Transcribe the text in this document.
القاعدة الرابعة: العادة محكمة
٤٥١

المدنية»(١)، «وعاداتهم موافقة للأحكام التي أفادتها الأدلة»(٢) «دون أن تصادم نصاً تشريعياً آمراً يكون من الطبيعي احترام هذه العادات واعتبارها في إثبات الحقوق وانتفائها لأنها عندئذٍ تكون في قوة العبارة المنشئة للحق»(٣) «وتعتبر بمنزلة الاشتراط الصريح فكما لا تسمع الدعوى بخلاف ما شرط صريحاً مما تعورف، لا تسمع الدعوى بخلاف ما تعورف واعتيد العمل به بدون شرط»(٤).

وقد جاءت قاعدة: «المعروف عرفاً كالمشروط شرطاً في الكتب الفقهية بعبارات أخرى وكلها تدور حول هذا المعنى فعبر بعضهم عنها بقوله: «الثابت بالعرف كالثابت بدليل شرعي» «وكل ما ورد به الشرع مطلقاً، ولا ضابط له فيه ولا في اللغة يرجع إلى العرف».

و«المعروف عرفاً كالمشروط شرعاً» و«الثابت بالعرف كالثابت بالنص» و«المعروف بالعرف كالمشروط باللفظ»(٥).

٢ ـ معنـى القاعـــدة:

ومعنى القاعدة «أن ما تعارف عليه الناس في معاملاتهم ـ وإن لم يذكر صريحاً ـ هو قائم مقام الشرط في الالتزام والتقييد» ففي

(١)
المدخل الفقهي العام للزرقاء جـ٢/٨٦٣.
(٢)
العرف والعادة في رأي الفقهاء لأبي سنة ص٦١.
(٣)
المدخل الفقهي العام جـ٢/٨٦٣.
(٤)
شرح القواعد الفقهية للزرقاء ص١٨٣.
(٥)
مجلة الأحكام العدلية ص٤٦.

++++++++++

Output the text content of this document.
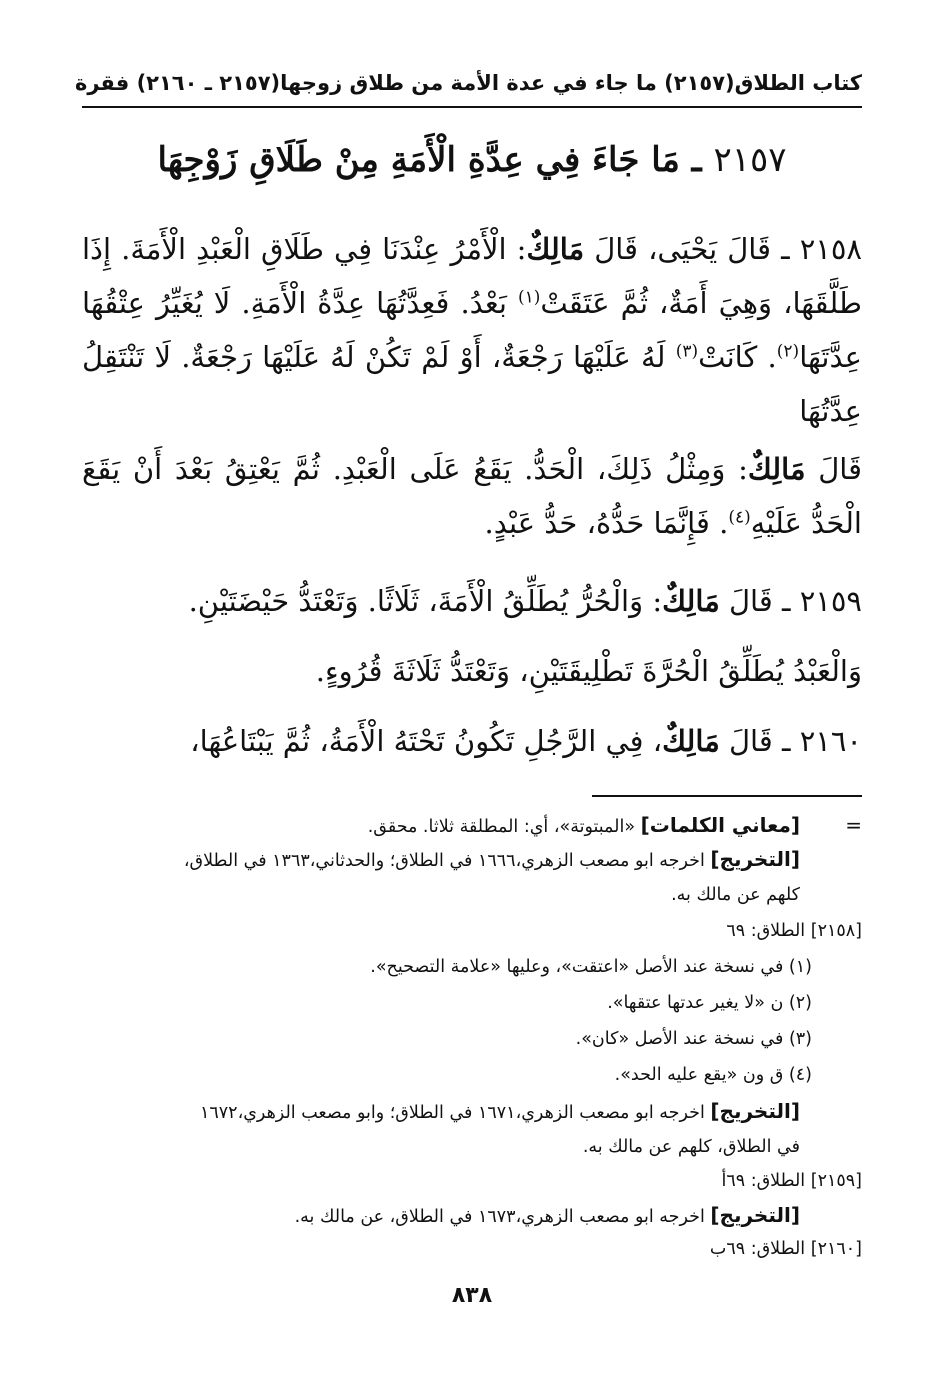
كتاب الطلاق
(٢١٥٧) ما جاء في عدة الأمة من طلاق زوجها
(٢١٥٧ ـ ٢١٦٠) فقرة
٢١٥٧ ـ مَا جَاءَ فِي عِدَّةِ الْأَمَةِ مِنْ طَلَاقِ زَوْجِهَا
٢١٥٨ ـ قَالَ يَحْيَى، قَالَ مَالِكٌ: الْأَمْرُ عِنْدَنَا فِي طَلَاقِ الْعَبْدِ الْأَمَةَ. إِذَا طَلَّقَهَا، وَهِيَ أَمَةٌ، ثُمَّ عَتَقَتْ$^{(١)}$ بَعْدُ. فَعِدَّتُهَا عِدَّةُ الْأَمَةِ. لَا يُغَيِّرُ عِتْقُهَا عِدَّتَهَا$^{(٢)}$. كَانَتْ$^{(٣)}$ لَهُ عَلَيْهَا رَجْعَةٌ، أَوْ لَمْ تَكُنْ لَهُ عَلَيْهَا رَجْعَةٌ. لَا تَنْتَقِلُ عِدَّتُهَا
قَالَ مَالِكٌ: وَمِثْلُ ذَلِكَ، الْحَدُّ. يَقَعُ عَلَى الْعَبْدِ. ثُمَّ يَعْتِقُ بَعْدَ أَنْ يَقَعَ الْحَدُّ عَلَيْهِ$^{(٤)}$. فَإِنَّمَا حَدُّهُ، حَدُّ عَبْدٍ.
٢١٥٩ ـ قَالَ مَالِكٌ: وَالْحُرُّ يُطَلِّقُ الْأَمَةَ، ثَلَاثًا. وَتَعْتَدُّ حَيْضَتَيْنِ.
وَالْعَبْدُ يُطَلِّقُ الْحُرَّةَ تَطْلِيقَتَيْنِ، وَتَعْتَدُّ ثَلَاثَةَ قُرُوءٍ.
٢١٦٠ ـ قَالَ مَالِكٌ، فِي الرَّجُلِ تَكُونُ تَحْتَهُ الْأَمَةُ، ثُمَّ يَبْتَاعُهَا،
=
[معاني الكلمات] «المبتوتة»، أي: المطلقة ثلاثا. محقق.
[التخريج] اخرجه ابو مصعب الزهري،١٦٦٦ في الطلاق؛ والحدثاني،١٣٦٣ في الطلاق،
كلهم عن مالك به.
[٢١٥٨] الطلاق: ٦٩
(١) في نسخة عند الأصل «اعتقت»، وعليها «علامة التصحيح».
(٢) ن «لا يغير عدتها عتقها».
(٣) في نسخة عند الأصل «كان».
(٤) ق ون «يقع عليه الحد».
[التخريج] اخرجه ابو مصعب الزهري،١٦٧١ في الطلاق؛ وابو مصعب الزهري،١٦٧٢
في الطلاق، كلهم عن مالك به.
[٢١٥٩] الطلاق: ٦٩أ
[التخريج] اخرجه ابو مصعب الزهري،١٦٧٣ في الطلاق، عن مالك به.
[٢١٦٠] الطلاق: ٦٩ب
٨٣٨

++++++++++

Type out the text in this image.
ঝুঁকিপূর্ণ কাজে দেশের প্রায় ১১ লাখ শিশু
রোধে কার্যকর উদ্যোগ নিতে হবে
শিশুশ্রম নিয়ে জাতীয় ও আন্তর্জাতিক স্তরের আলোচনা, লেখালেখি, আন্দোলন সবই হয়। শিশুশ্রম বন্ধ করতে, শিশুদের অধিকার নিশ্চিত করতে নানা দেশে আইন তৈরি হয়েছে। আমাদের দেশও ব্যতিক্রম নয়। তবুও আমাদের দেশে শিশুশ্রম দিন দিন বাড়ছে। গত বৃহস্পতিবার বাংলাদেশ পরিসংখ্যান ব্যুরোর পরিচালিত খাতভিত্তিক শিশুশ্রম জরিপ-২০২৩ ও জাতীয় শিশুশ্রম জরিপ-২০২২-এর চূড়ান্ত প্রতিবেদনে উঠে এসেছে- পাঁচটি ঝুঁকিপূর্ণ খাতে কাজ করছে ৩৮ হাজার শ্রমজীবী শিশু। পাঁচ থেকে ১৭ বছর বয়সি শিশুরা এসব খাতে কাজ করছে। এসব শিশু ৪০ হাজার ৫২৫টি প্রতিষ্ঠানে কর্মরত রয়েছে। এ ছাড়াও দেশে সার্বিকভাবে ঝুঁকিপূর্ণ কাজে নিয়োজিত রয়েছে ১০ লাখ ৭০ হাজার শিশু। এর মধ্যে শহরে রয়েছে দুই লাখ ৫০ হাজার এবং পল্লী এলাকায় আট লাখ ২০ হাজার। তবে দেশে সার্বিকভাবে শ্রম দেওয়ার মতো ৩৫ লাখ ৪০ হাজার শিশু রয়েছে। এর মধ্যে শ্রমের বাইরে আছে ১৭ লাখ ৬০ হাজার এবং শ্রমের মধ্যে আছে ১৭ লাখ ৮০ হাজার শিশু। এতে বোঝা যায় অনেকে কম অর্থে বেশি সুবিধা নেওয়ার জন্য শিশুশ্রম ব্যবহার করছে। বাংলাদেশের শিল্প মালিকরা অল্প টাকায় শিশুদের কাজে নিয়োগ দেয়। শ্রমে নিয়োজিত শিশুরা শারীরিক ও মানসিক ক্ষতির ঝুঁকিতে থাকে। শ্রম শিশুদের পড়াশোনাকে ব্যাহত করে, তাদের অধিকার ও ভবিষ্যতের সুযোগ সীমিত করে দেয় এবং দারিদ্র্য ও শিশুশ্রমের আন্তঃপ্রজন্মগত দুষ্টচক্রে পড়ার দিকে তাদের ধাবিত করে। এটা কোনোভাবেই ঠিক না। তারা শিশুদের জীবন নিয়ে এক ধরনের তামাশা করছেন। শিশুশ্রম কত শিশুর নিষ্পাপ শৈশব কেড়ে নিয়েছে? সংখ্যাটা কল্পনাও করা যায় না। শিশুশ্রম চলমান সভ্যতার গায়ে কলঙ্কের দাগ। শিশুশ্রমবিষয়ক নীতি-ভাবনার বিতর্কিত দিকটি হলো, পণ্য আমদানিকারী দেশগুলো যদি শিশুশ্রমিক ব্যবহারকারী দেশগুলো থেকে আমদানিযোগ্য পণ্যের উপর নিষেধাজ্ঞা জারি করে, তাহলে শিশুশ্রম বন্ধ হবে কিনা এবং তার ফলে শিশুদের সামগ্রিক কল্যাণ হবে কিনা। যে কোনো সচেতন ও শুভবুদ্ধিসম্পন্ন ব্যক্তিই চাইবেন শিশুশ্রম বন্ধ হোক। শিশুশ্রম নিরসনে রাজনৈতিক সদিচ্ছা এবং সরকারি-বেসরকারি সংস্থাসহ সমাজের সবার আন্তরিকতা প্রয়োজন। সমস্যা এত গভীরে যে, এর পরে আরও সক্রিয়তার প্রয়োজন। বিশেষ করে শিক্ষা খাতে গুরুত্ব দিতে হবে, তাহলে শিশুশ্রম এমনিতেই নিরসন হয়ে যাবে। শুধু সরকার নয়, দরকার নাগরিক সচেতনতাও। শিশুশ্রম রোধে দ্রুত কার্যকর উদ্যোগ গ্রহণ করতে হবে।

++++++++++

* _Task goal_: Show the lines from the data above that contain the string "كلهم".

* _Output for this task_:
كلهم عن مالك به.
في الطلاق، كلهم عن مالك به.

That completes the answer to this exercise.